| Data supplied |
* * *

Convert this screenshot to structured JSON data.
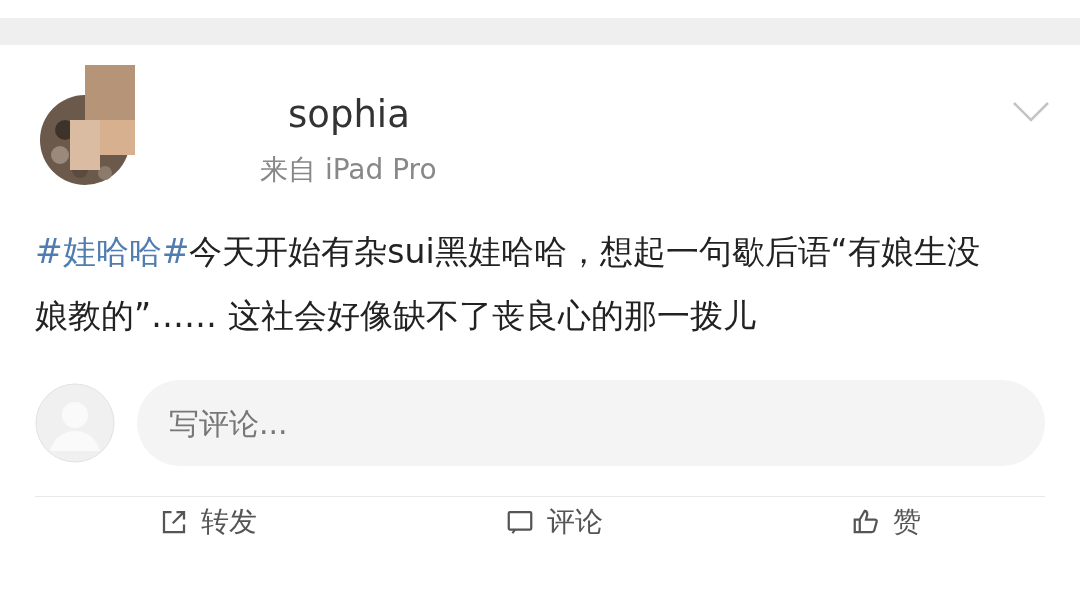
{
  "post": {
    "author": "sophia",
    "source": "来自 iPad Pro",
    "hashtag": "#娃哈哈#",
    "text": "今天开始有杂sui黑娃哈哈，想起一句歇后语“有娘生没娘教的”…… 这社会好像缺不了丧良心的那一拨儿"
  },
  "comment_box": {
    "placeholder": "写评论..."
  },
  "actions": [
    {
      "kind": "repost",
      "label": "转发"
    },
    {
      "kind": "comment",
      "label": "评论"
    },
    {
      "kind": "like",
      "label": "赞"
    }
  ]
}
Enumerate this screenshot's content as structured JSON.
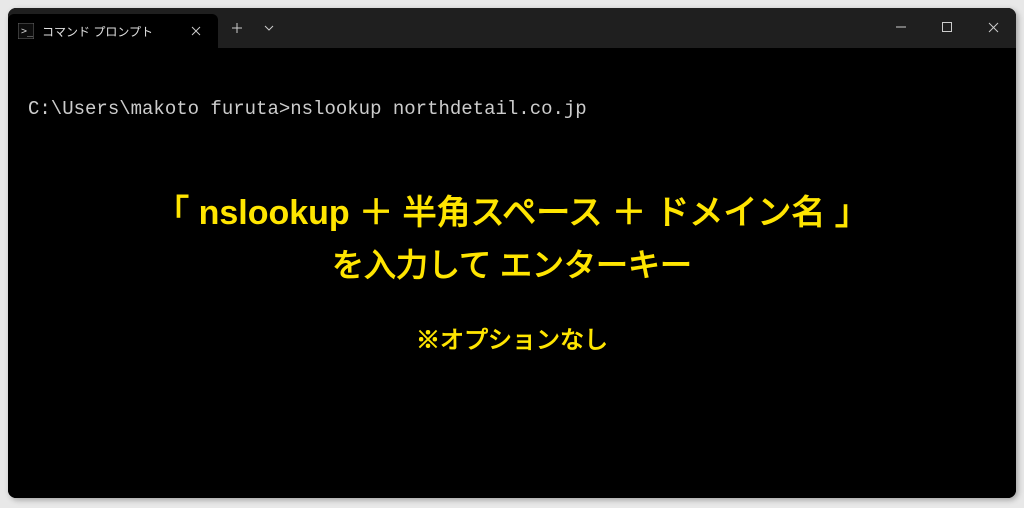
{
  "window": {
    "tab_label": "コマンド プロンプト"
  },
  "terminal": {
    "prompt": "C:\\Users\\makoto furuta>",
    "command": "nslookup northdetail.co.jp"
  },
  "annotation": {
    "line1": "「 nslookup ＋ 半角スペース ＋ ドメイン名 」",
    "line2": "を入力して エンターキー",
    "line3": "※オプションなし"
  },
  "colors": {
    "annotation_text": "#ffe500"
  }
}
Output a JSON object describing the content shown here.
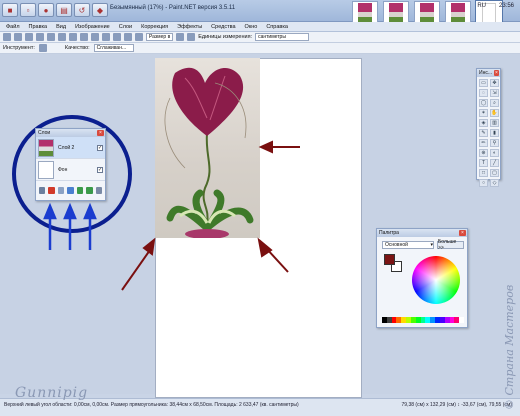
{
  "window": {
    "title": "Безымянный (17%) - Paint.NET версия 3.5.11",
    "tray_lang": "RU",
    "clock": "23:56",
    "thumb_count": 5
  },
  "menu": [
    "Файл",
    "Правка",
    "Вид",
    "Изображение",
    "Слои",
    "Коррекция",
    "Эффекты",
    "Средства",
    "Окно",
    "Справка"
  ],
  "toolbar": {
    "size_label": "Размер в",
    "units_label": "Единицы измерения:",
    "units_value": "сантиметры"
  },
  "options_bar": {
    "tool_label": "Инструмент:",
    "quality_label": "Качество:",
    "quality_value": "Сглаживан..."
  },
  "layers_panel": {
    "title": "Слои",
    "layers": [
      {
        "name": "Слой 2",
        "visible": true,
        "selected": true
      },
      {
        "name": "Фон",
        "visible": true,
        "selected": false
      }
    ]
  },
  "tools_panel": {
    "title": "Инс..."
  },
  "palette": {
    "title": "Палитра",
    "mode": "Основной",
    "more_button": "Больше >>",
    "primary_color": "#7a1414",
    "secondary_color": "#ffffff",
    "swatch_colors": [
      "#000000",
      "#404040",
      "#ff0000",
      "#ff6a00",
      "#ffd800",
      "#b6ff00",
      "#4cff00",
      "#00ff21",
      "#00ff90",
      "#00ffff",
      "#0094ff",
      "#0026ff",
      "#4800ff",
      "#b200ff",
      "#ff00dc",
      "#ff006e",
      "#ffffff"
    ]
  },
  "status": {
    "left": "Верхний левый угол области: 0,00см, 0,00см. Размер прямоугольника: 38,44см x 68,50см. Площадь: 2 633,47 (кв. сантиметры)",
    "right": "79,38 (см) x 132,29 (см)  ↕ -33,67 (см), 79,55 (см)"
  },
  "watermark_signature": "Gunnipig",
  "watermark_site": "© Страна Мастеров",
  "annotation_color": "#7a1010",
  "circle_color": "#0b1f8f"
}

* * *

| Set problem |
Your copy of the data should match it exactly, except that pictures are left out.

| Answer in full |
Convert this screenshot to structured JSON data.
{
  "post": {
    "author": "sophia",
    "source": "来自 iPad Pro",
    "hashtag": "#娃哈哈#",
    "text": "今天开始有杂sui黑娃哈哈，想起一句歇后语“有娘生没娘教的”…… 这社会好像缺不了丧良心的那一拨儿"
  },
  "comment_box": {
    "placeholder": "写评论..."
  },
  "actions": [
    {
      "kind": "repost",
      "label": "转发"
    },
    {
      "kind": "comment",
      "label": "评论"
    },
    {
      "kind": "like",
      "label": "赞"
    }
  ]
}
Enumerate this screenshot's content as structured JSON.
{
  "window": {
    "tab_label": "コマンド プロンプト"
  },
  "terminal": {
    "prompt": "C:\\Users\\makoto furuta>",
    "command": "nslookup northdetail.co.jp"
  },
  "annotation": {
    "line1": "「 nslookup ＋ 半角スペース ＋ ドメイン名 」",
    "line2": "を入力して エンターキー",
    "line3": "※オプションなし"
  },
  "colors": {
    "annotation_text": "#ffe500"
  }
}
Output a JSON object describing the content shown here.
{
  "window": {
    "title": "Безымянный (17%) - Paint.NET версия 3.5.11",
    "tray_lang": "RU",
    "clock": "23:56",
    "thumb_count": 5
  },
  "menu": [
    "Файл",
    "Правка",
    "Вид",
    "Изображение",
    "Слои",
    "Коррекция",
    "Эффекты",
    "Средства",
    "Окно",
    "Справка"
  ],
  "toolbar": {
    "size_label": "Размер в",
    "units_label": "Единицы измерения:",
    "units_value": "сантиметры"
  },
  "options_bar": {
    "tool_label": "Инструмент:",
    "quality_label": "Качество:",
    "quality_value": "Сглаживан..."
  },
  "layers_panel": {
    "title": "Слои",
    "layers": [
      {
        "name": "Слой 2",
        "visible": true,
        "selected": true
      },
      {
        "name": "Фон",
        "visible": true,
        "selected": false
      }
    ]
  },
  "tools_panel": {
    "title": "Инс..."
  },
  "palette": {
    "title": "Палитра",
    "mode": "Основной",
    "more_button": "Больше >>",
    "primary_color": "#7a1414",
    "secondary_color": "#ffffff",
    "swatch_colors": [
      "#000000",
      "#404040",
      "#ff0000",
      "#ff6a00",
      "#ffd800",
      "#b6ff00",
      "#4cff00",
      "#00ff21",
      "#00ff90",
      "#00ffff",
      "#0094ff",
      "#0026ff",
      "#4800ff",
      "#b200ff",
      "#ff00dc",
      "#ff006e",
      "#ffffff"
    ]
  },
  "status": {
    "left": "Верхний левый угол области: 0,00см, 0,00см. Размер прямоугольника: 38,44см x 68,50см. Площадь: 2 633,47 (кв. сантиметры)",
    "right": "79,38 (см) x 132,29 (см)  ↕ -33,67 (см), 79,55 (см)"
  },
  "watermark_signature": "Gunnipig",
  "watermark_site": "© Страна Мастеров",
  "annotation_color": "#7a1010",
  "circle_color": "#0b1f8f"
}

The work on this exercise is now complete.